# The request
Copy the items below as a single numbered list, one line per entry, leaving out blank lines and the pictures.

▼▼▼

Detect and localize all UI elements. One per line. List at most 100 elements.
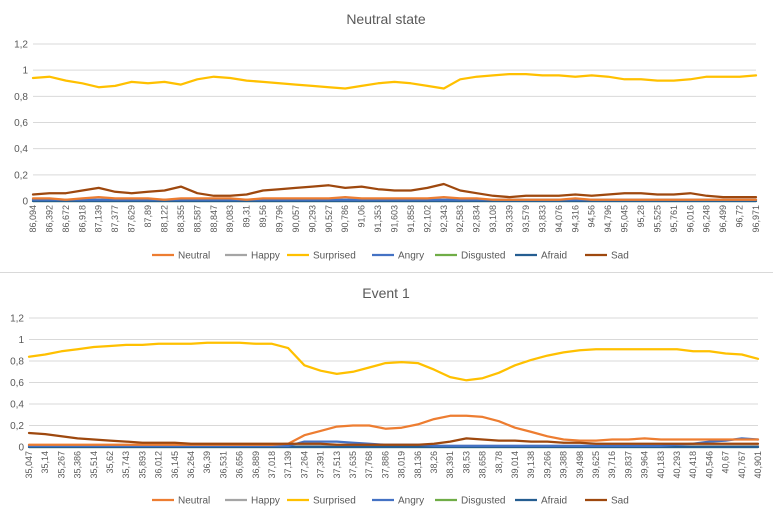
chart0-y-tick-label: 1,2 — [14, 40, 28, 51]
chart1-x-tick-label: 38,019 — [397, 451, 407, 479]
chart0-x-tick-label: 96,499 — [718, 205, 728, 233]
chart1-x-tick-label: 35,743 — [121, 451, 131, 479]
chart1-x-tick-label: 37,513 — [332, 451, 342, 479]
chart0-x-tick-label: 86,672 — [61, 205, 71, 233]
chart0-x-tick-label: 90,293 — [307, 205, 317, 233]
chart1-series-line-sad — [27, 431, 760, 446]
chart1-x-tick-label: 39,625 — [591, 451, 601, 479]
chart1-x-tick-label: 39,014 — [510, 451, 520, 479]
chart1-legend-label: Angry — [398, 496, 424, 507]
chart1-series-line-surprised — [27, 341, 760, 382]
chart0-x-tick-label: 86,918 — [77, 205, 87, 233]
chart0-x-tick-label: 88,847 — [209, 205, 219, 233]
chart0-x-tick-label: 92,343 — [439, 205, 449, 233]
chart1-x-tick-label: 39,498 — [575, 451, 585, 479]
chart0-x-tick-label: 87,377 — [110, 205, 120, 233]
chart0-x-tick-label: 91,858 — [406, 205, 416, 233]
chart0-x-tick-label: 95,045 — [620, 205, 630, 233]
chart1-x-tick-label: 37,391 — [316, 451, 326, 479]
chart0-x-tick-label: 88,122 — [159, 205, 169, 233]
chart0-x-tick-label: 95,761 — [669, 205, 679, 233]
chart0-legend-label: Angry — [398, 251, 424, 262]
chart0-x-tick-label: 95,525 — [652, 205, 662, 233]
chart0-x-tick-label: 94,076 — [554, 205, 564, 233]
chart0-x-tick-label: 94,316 — [570, 205, 580, 233]
chart1-x-tick-label: 40,418 — [688, 451, 698, 479]
chart0-x-tick-label: 96,016 — [685, 205, 695, 233]
chart1-x-tick-label: 35,62 — [105, 451, 115, 474]
chart1-x-tick-label: 36,264 — [186, 451, 196, 479]
chart0-legend-label: Sad — [611, 251, 629, 262]
chart1-x-tick-label: 36,145 — [170, 451, 180, 479]
chart0-x-tick-label: 91,06 — [357, 205, 367, 228]
chart0-series-line-surprised — [31, 72, 758, 90]
chart0-x-tick-label: 93,579 — [521, 205, 531, 233]
chart0-x-tick-label: 89,31 — [242, 205, 252, 228]
chart1-x-tick-label: 37,018 — [267, 451, 277, 479]
chart1-x-tick-label: 39,388 — [559, 451, 569, 479]
chart1-x-tick-label: 35,893 — [137, 451, 147, 479]
chart0-x-tick-label: 89,796 — [274, 205, 284, 233]
chart0-y-tick-label: 0,6 — [14, 118, 28, 129]
chart1-x-tick-label: 39,266 — [542, 451, 552, 479]
chart1-x-tick-label: 36,656 — [235, 451, 245, 479]
chart0-legend-label: Happy — [251, 251, 280, 262]
chart1-legend-label: Afraid — [541, 496, 567, 507]
chart1-x-tick-label: 40,183 — [656, 451, 666, 479]
chart0-y-tick-label: 0 — [22, 197, 28, 208]
chart0-x-tick-label: 87,629 — [127, 205, 137, 233]
chart1-x-tick-label: 38,26 — [429, 451, 439, 474]
chart1-x-tick-label: 38,53 — [461, 451, 471, 474]
chart0-legend-label: Surprised — [313, 251, 356, 262]
chart1-y-tick-label: 0 — [18, 443, 24, 454]
chart1-y-tick-label: 0,2 — [10, 421, 24, 432]
chart1-x-tick-label: 36,889 — [251, 451, 261, 479]
chart1-y-tick-label: 0,4 — [10, 400, 24, 411]
chart0-series-line-sad — [31, 182, 758, 199]
chart0-series-line-neutral — [31, 195, 758, 201]
chart0-x-tick-label: 88,587 — [192, 205, 202, 233]
chart0-x-tick-label: 93,339 — [505, 205, 515, 233]
chart0-x-tick-label: 89,56 — [258, 205, 268, 228]
chart0-x-tick-label: 94,56 — [587, 205, 597, 228]
chart0-x-tick-label: 96,971 — [751, 205, 761, 233]
chart0-x-tick-label: 96,72 — [735, 205, 745, 228]
chart1-x-tick-label: 39,837 — [623, 451, 633, 479]
chart0-x-tick-label: 90,786 — [340, 205, 350, 233]
chart1-x-tick-label: 37,139 — [283, 451, 293, 479]
chart1-legend-label: Disgusted — [461, 496, 505, 507]
chart-event-1: Event 1 0 0,2 0,4 0,6 0,8 1 1,2 35,047 35,14 35,26… — [0, 278, 773, 515]
chart0-x-tick-label: 90,057 — [291, 205, 301, 233]
chart0-x-tick-label: 86,392 — [44, 205, 54, 233]
chart1-y-tick-label: 0,8 — [10, 357, 24, 368]
chart1-x-tick-label: 37,886 — [380, 451, 390, 479]
chart0-y-tick-label: 0,4 — [14, 144, 28, 155]
chart0-x-tick-label: 93,833 — [537, 205, 547, 233]
chart0-legend-label: Neutral — [178, 251, 210, 262]
chart0-x-tick-label: 92,583 — [455, 205, 465, 233]
chart1-legend-label: Surprised — [313, 496, 356, 507]
chart1-title: Event 1 — [362, 285, 410, 301]
chart0-y-tick-label: 0,2 — [14, 170, 28, 181]
chart1-x-tick-label: 38,78 — [494, 451, 504, 474]
chart0-x-tick-label: 94,796 — [603, 205, 613, 233]
chart1-x-tick-label: 35,14 — [40, 451, 50, 474]
chart1-x-tick-label: 35,514 — [89, 451, 99, 479]
chart1-y-tick-label: 1 — [18, 335, 24, 346]
chart1-x-tick-label: 35,047 — [24, 451, 34, 479]
chart0-y-tick-label: 1 — [22, 66, 28, 77]
chart1-x-tick-label: 35,386 — [73, 451, 83, 479]
chart0-legend-label: Afraid — [541, 251, 567, 262]
chart1-x-tick-label: 40,67 — [721, 451, 731, 474]
chart1-legend-label: Happy — [251, 496, 280, 507]
chart0-x-tick-label: 90,527 — [324, 205, 334, 233]
chart1-x-tick-label: 40,546 — [704, 451, 714, 479]
chart1-legend-label: Sad — [611, 496, 629, 507]
chart1-x-tick-label: 35,267 — [56, 451, 66, 479]
chart1-x-tick-label: 40,767 — [737, 451, 747, 479]
chart1-x-tick-label: 36,39 — [202, 451, 212, 474]
chart1-x-tick-label: 40,901 — [753, 451, 763, 479]
chart0-title: Neutral state — [346, 11, 426, 27]
chart1-x-tick-label: 39,716 — [607, 451, 617, 479]
chart1-x-tick-label: 37,635 — [348, 451, 358, 479]
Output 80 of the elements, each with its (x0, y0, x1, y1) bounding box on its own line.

▲▲▲

# Output for this task
1. Detect and localize all UI elements. One per line. List at most 100 elements.
2. chart0-y-tick-label: 1,2 — [14, 40, 28, 51]
3. chart1-x-tick-label: 38,019 — [397, 451, 407, 479]
4. chart0-x-tick-label: 96,499 — [718, 205, 728, 233]
5. chart1-x-tick-label: 35,743 — [121, 451, 131, 479]
6. chart1-x-tick-label: 37,513 — [332, 451, 342, 479]
7. chart0-x-tick-label: 86,672 — [61, 205, 71, 233]
8. chart0-x-tick-label: 90,293 — [307, 205, 317, 233]
9. chart1-series-line-sad — [27, 431, 760, 446]
10. chart1-x-tick-label: 39,625 — [591, 451, 601, 479]
11. chart1-x-tick-label: 39,014 — [510, 451, 520, 479]
12. chart1-legend-label: Angry — [398, 496, 424, 507]
13. chart1-series-line-surprised — [27, 341, 760, 382]
14. chart0-x-tick-label: 86,918 — [77, 205, 87, 233]
15. chart0-x-tick-label: 88,847 — [209, 205, 219, 233]
16. chart0-x-tick-label: 92,343 — [439, 205, 449, 233]
17. chart1-x-tick-label: 39,498 — [575, 451, 585, 479]
18. chart0-x-tick-label: 87,377 — [110, 205, 120, 233]
19. chart0-x-tick-label: 91,858 — [406, 205, 416, 233]
20. chart0-x-tick-label: 95,045 — [620, 205, 630, 233]
21. chart1-x-tick-label: 37,391 — [316, 451, 326, 479]
22. chart0-x-tick-label: 88,122 — [159, 205, 169, 233]
23. chart0-x-tick-label: 95,761 — [669, 205, 679, 233]
24. chart0-legend-label: Angry — [398, 251, 424, 262]
25. chart0-x-tick-label: 95,525 — [652, 205, 662, 233]
26. chart0-x-tick-label: 94,076 — [554, 205, 564, 233]
27. chart0-x-tick-label: 94,316 — [570, 205, 580, 233]
28. chart1-x-tick-label: 40,418 — [688, 451, 698, 479]
29. chart0-x-tick-label: 96,016 — [685, 205, 695, 233]
30. chart1-x-tick-label: 35,62 — [105, 451, 115, 474]
31. chart1-x-tick-label: 36,264 — [186, 451, 196, 479]
32. chart0-legend-label: Sad — [611, 251, 629, 262]
33. chart1-x-tick-label: 36,145 — [170, 451, 180, 479]
34. chart0-x-tick-label: 91,06 — [357, 205, 367, 228]
35. chart0-series-line-surprised — [31, 72, 758, 90]
36. chart0-x-tick-label: 93,579 — [521, 205, 531, 233]
37. chart0-x-tick-label: 89,31 — [242, 205, 252, 228]
38. chart1-x-tick-label: 37,018 — [267, 451, 277, 479]
39. chart1-x-tick-label: 39,388 — [559, 451, 569, 479]
40. chart1-x-tick-label: 35,893 — [137, 451, 147, 479]
41. chart0-x-tick-label: 89,796 — [274, 205, 284, 233]
42. chart0-y-tick-label: 0,6 — [14, 118, 28, 129]
43. chart1-x-tick-label: 39,266 — [542, 451, 552, 479]
44. chart1-x-tick-label: 36,656 — [235, 451, 245, 479]
45. chart0-legend-label: Happy — [251, 251, 280, 262]
46. chart1-legend-label: Afraid — [541, 496, 567, 507]
47. chart1-x-tick-label: 40,183 — [656, 451, 666, 479]
48. chart0-y-tick-label: 0 — [22, 197, 28, 208]
49. chart0-x-tick-label: 87,629 — [127, 205, 137, 233]
50. chart1-x-tick-label: 38,26 — [429, 451, 439, 474]
51. chart1-x-tick-label: 38,53 — [461, 451, 471, 474]
52. chart0-legend-label: Surprised — [313, 251, 356, 262]
53. chart1-y-tick-label: 0 — [18, 443, 24, 454]
54. chart1-y-tick-label: 0,2 — [10, 421, 24, 432]
55. chart1-x-tick-label: 36,889 — [251, 451, 261, 479]
56. chart1-y-tick-label: 0,4 — [10, 400, 24, 411]
57. chart0-series-line-sad — [31, 182, 758, 199]
58. chart0-series-line-neutral — [31, 195, 758, 201]
59. chart0-x-tick-label: 88,587 — [192, 205, 202, 233]
60. chart0-x-tick-label: 93,339 — [505, 205, 515, 233]
61. chart0-x-tick-label: 89,56 — [258, 205, 268, 228]
62. chart0-x-tick-label: 94,56 — [587, 205, 597, 228]
63. chart0-x-tick-label: 96,971 — [751, 205, 761, 233]
64. chart0-x-tick-label: 96,72 — [735, 205, 745, 228]
65. chart1-x-tick-label: 39,837 — [623, 451, 633, 479]
66. chart0-x-tick-label: 90,786 — [340, 205, 350, 233]
67. chart1-x-tick-label: 37,139 — [283, 451, 293, 479]
68. chart1-legend-label: Disgusted — [461, 496, 505, 507]
69. chart-event-1: Event 1 0 0,2 0,4 0,6 0,8 1 1,2 35,047 35,14 35,26… — [0, 278, 773, 515]
70. chart0-x-tick-label: 90,057 — [291, 205, 301, 233]
71. chart0-x-tick-label: 86,392 — [44, 205, 54, 233]
72. chart1-y-tick-label: 0,8 — [10, 357, 24, 368]
73. chart1-x-tick-label: 37,886 — [380, 451, 390, 479]
74. chart0-y-tick-label: 0,4 — [14, 144, 28, 155]
75. chart0-x-tick-label: 93,833 — [537, 205, 547, 233]
76. chart0-legend-label: Neutral — [178, 251, 210, 262]
77. chart0-x-tick-label: 92,583 — [455, 205, 465, 233]
78. chart1-legend-label: Surprised — [313, 496, 356, 507]
79. chart1-title: Event 1 — [362, 285, 410, 301]
80. chart0-y-tick-label: 0,2 — [14, 170, 28, 181]
81. chart1-x-tick-label: 38,78 — [494, 451, 504, 474]
82. chart0-x-tick-label: 94,796 — [603, 205, 613, 233]
83. chart1-x-tick-label: 35,14 — [40, 451, 50, 474]
84. chart1-x-tick-label: 35,514 — [89, 451, 99, 479]
85. chart1-y-tick-label: 1 — [18, 335, 24, 346]
86. chart1-x-tick-label: 35,047 — [24, 451, 34, 479]
87. chart0-y-tick-label: 1 — [22, 66, 28, 77]
88. chart1-x-tick-label: 35,386 — [73, 451, 83, 479]
89. chart0-legend-label: Afraid — [541, 251, 567, 262]
90. chart1-x-tick-label: 40,67 — [721, 451, 731, 474]
91. chart1-legend-label: Happy — [251, 496, 280, 507]
92. chart0-x-tick-label: 90,527 — [324, 205, 334, 233]
93. chart1-x-tick-label: 40,546 — [704, 451, 714, 479]
94. chart1-legend-label: Sad — [611, 496, 629, 507]
95. chart1-x-tick-label: 35,267 — [56, 451, 66, 479]
96. chart1-x-tick-label: 40,767 — [737, 451, 747, 479]
97. chart1-x-tick-label: 36,39 — [202, 451, 212, 474]
98. chart1-x-tick-label: 40,901 — [753, 451, 763, 479]
99. chart0-title: Neutral state — [346, 11, 426, 27]
100. chart1-x-tick-label: 39,716 — [607, 451, 617, 479]
101. chart1-x-tick-label: 37,635 — [348, 451, 358, 479]
102. Output 80 of the elements, each with its (x0, y0, x1, y1) bounding box on its own line.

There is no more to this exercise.